TASK INSTRUCTIONS:
Return the listing below in full, with every line exactly as it is.

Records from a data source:
——————

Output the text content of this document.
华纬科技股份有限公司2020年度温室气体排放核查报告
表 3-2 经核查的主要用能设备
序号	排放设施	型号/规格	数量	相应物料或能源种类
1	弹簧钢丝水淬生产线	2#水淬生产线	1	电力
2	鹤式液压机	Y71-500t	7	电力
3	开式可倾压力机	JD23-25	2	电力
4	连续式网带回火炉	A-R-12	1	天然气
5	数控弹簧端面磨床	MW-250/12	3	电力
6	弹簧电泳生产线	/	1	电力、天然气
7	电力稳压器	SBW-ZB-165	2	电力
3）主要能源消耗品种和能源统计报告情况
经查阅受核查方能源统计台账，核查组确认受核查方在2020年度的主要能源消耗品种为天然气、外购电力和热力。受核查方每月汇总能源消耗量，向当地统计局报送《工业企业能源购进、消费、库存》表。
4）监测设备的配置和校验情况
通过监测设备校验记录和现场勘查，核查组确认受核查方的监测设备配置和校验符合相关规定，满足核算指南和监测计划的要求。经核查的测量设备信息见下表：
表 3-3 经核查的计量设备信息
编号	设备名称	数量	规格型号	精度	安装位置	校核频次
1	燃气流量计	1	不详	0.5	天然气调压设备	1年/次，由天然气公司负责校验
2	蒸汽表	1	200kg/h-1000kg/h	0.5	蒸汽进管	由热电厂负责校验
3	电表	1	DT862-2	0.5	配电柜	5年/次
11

——————

OUTPUT FOR THIS EXERCISE:
Output the text content of this document.
华纬科技股份有限公司2020年度温室气体排放核查报告
表 3-2 经核查的主要用能设备
序号	排放设施	型号/规格	数量	相应物料或能源种类
1	弹簧钢丝水淬生产线	2#水淬生产线	1	电力
2	鹤式液压机	Y71-500t	7	电力
3	开式可倾压力机	JD23-25	2	电力
4	连续式网带回火炉	A-R-12	1	天然气
5	数控弹簧端面磨床	MW-250/12	3	电力
6	弹簧电泳生产线	/	1	电力、天然气
7	电力稳压器	SBW-ZB-165	2	电力
3）主要能源消耗品种和能源统计报告情况
经查阅受核查方能源统计台账，核查组确认受核查方在2020年度的主要能源消耗品种为天然气、外购电力和热力。受核查方每月汇总能源消耗量，向当地统计局报送《工业企业能源购进、消费、库存》表。
4）监测设备的配置和校验情况
通过监测设备校验记录和现场勘查，核查组确认受核查方的监测设备配置和校验符合相关规定，满足核算指南和监测计划的要求。经核查的测量设备信息见下表：
表 3-3 经核查的计量设备信息
编号	设备名称	数量	规格型号	精度	安装位置	校核频次
1	燃气流量计	1	不详	0.5	天然气调压设备	1年/次，由天然气公司负责校验
2	蒸汽表	1	200kg/h-1000kg/h	0.5	蒸汽进管	由热电厂负责校验
3	电表	1	DT862-2	0.5	配电柜	5年/次
11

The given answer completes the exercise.